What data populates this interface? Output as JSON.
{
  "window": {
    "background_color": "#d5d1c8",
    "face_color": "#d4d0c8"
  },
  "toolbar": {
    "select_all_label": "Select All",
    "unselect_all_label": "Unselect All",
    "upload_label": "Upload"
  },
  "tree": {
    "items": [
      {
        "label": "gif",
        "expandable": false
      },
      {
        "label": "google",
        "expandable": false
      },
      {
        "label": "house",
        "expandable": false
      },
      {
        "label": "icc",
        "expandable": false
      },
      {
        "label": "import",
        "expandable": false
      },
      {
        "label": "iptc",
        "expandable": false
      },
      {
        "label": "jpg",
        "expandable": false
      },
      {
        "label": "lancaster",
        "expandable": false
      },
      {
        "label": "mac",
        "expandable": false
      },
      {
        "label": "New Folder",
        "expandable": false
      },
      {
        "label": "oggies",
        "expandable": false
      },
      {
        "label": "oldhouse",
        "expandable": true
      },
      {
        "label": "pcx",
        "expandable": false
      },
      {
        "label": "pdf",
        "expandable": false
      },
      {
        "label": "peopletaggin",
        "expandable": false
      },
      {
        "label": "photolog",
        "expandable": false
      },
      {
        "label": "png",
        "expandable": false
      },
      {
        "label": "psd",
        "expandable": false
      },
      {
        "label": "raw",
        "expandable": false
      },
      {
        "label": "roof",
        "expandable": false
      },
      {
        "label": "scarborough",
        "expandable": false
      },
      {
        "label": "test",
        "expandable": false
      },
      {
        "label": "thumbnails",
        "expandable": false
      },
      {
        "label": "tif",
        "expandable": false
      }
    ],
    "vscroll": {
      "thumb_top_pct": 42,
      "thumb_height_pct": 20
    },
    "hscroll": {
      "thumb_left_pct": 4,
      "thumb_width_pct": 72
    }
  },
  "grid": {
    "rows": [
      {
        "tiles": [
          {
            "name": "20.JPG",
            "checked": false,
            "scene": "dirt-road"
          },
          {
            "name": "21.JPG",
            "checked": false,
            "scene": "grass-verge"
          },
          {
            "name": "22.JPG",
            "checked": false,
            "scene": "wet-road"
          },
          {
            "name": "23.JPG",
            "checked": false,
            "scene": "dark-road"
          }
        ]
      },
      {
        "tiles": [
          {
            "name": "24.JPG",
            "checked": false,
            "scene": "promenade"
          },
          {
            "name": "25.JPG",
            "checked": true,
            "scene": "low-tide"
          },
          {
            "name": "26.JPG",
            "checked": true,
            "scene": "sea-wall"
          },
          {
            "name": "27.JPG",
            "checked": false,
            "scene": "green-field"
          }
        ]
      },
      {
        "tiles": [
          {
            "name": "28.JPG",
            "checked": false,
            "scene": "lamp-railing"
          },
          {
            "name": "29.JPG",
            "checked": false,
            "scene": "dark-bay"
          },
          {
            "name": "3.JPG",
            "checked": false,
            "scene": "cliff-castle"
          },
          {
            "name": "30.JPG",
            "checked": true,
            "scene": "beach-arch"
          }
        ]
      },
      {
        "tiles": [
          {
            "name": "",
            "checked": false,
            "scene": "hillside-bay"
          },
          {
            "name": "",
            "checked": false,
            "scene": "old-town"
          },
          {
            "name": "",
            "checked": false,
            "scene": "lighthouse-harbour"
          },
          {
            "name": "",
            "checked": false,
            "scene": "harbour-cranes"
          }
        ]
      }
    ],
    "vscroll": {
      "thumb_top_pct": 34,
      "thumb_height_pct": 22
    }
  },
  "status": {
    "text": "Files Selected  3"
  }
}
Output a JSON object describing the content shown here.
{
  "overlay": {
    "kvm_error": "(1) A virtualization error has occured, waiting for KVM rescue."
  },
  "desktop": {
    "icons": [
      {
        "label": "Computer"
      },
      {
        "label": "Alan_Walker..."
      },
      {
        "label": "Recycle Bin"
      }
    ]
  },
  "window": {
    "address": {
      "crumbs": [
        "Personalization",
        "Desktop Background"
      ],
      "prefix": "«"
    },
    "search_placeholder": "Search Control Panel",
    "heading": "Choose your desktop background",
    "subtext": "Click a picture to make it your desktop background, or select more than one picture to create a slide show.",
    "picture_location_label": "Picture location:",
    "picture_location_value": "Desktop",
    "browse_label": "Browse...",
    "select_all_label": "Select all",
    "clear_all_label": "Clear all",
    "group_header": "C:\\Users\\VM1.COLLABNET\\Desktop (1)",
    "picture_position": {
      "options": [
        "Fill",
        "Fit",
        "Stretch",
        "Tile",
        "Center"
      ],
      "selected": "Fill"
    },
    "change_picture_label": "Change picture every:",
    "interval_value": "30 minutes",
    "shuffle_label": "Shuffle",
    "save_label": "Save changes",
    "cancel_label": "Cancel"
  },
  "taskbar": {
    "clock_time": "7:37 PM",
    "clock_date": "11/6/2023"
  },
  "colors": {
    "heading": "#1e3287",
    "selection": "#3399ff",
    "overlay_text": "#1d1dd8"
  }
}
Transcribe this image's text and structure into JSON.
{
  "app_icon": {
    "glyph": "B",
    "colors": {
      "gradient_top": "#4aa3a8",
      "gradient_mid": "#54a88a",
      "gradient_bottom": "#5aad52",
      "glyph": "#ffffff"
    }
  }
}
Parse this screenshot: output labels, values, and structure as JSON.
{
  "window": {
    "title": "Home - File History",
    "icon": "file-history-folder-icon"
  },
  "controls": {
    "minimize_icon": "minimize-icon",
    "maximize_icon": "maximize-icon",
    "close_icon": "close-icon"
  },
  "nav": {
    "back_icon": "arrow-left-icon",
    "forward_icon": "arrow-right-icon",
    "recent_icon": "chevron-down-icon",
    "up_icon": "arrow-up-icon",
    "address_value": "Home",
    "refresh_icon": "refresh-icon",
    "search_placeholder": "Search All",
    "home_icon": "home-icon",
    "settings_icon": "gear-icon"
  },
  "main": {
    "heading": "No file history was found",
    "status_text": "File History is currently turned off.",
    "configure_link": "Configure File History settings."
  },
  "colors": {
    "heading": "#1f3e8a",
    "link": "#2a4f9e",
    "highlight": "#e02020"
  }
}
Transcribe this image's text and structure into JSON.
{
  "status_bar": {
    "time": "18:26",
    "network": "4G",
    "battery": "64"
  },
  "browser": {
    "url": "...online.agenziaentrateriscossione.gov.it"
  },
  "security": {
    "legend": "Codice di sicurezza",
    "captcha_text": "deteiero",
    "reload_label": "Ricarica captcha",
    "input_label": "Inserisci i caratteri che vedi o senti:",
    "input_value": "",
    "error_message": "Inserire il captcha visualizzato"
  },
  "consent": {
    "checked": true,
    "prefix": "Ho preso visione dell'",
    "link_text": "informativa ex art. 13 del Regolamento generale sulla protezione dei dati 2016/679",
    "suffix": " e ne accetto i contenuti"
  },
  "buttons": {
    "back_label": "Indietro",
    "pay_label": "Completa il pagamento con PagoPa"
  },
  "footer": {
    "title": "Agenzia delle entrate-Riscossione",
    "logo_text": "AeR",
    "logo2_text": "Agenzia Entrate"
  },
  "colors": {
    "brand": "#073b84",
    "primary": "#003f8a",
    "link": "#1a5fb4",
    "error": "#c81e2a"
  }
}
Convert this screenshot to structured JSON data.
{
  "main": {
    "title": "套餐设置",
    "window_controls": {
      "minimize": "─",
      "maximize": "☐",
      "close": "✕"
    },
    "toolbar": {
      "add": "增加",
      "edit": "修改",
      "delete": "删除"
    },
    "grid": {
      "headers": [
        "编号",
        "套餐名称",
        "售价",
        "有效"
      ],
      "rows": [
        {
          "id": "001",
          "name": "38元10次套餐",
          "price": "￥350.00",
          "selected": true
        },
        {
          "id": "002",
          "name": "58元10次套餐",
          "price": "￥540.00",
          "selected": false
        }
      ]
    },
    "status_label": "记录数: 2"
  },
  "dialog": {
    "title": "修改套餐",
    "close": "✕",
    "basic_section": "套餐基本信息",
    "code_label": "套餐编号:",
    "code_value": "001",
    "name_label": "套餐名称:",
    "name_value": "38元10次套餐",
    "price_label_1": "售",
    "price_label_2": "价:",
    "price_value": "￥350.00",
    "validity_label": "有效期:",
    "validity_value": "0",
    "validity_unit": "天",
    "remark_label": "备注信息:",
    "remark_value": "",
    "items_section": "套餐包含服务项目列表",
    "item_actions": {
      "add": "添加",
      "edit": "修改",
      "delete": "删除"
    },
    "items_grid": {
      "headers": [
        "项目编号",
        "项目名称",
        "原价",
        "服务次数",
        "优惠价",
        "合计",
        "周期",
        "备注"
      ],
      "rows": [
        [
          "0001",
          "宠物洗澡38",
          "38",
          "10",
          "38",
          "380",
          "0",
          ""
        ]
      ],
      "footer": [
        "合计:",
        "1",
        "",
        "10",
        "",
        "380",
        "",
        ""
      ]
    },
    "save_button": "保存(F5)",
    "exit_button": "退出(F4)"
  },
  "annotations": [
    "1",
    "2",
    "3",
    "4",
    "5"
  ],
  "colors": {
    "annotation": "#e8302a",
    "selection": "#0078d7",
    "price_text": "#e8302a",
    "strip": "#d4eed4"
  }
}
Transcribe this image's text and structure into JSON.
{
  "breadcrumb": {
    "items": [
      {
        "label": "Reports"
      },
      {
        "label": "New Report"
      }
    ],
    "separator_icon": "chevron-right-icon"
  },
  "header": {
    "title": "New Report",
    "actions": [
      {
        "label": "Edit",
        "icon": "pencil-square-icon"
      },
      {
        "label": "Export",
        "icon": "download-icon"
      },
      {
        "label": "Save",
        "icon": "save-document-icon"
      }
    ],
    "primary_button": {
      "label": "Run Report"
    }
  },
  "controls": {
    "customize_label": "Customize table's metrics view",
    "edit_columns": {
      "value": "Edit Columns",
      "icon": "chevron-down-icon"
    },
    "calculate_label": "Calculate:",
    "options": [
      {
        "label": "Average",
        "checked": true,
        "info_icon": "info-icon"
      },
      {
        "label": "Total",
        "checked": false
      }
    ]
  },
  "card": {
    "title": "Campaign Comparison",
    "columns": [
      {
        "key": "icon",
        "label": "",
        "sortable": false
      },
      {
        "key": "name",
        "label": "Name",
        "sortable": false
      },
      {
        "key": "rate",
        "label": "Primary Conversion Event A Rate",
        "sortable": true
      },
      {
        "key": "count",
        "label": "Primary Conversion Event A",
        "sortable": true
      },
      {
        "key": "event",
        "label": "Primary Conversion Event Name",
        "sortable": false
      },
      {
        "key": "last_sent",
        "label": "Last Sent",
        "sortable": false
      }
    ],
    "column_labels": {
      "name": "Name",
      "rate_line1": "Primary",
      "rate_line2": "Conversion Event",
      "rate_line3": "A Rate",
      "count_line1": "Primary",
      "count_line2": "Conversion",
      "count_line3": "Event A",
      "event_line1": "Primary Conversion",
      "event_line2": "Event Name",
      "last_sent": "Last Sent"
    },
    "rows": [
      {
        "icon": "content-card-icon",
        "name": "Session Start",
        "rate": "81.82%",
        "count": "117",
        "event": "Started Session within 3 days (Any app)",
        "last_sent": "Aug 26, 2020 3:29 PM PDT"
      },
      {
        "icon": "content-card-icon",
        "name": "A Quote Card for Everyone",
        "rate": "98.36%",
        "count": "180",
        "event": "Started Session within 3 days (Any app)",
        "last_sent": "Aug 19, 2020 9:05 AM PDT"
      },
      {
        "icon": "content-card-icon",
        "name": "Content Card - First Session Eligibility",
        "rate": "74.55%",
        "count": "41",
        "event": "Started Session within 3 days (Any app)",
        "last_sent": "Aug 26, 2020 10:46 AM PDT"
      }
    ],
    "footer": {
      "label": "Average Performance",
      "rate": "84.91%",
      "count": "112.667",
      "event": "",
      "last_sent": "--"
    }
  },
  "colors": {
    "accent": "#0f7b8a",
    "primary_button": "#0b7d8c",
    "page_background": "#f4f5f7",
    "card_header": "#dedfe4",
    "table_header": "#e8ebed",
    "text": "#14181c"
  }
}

• Exercise objective:
Copy all lines from the material that contain "chevron".

• Worked answer:
    "recent_icon": "chevron-down-icon",
    "separator_icon": "chevron-right-icon"
      "icon": "chevron-down-icon"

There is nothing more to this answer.